____ Dataset extract

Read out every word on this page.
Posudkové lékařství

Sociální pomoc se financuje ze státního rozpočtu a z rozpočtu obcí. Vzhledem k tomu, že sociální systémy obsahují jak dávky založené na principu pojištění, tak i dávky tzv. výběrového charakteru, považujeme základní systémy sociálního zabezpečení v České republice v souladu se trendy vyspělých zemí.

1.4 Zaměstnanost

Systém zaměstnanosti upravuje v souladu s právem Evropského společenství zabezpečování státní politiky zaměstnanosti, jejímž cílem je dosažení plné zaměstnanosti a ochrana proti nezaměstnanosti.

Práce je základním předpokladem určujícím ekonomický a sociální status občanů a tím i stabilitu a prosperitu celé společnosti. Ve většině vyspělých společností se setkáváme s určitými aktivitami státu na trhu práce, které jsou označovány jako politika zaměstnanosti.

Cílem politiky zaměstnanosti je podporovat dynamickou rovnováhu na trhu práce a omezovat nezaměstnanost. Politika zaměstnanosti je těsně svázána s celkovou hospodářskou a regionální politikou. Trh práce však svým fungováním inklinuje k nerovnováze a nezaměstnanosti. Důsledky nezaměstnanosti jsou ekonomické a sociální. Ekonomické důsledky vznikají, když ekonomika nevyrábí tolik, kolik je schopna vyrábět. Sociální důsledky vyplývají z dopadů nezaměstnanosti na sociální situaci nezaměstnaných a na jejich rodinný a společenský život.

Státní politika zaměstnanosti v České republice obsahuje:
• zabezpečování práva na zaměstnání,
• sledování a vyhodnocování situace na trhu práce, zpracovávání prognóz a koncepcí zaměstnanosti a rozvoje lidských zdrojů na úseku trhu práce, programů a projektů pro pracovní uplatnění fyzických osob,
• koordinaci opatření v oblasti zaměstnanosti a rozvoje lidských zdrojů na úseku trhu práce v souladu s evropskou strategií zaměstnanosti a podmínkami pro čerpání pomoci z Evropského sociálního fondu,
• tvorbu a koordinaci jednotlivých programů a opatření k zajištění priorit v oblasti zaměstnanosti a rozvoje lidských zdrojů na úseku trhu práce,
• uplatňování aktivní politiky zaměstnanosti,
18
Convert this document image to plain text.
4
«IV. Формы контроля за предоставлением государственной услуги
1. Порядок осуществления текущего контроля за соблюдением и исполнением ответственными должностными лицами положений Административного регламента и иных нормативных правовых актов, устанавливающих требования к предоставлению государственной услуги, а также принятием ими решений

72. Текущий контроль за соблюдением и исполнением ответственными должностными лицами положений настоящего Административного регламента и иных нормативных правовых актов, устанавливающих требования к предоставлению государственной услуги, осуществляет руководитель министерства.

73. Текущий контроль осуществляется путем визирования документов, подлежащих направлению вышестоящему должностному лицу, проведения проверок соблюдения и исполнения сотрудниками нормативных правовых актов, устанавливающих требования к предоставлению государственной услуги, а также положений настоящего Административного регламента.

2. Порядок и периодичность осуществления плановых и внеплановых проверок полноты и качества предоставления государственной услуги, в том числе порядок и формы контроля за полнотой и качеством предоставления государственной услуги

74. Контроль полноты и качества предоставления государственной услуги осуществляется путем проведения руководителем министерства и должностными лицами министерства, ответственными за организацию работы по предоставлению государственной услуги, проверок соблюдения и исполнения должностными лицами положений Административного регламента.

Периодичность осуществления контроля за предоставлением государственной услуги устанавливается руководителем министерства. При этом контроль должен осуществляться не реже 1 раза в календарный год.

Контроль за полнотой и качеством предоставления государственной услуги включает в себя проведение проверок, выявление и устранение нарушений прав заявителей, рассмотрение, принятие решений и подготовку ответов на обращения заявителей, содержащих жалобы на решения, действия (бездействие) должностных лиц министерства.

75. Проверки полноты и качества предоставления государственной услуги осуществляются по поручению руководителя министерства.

________

- What you are asked to do
Check each line above for the string "качеством" and show the ones that have it.

- Solution to the problem
2. Порядок и периодичность осуществления плановых и внеплановых проверок полноты и качества предоставления государственной услуги, в том числе порядок и формы контроля за полнотой и качеством предоставления государственной услуги
Контроль за полнотой и качеством предоставления государственной услуги включает в себя проведение проверок, выявление и устранение нарушений прав заявителей, рассмотрение, принятие решений и подготовку ответов на обращения заявителей, содержащих жалобы на решения, действия (бездействие) должностных лиц министерства.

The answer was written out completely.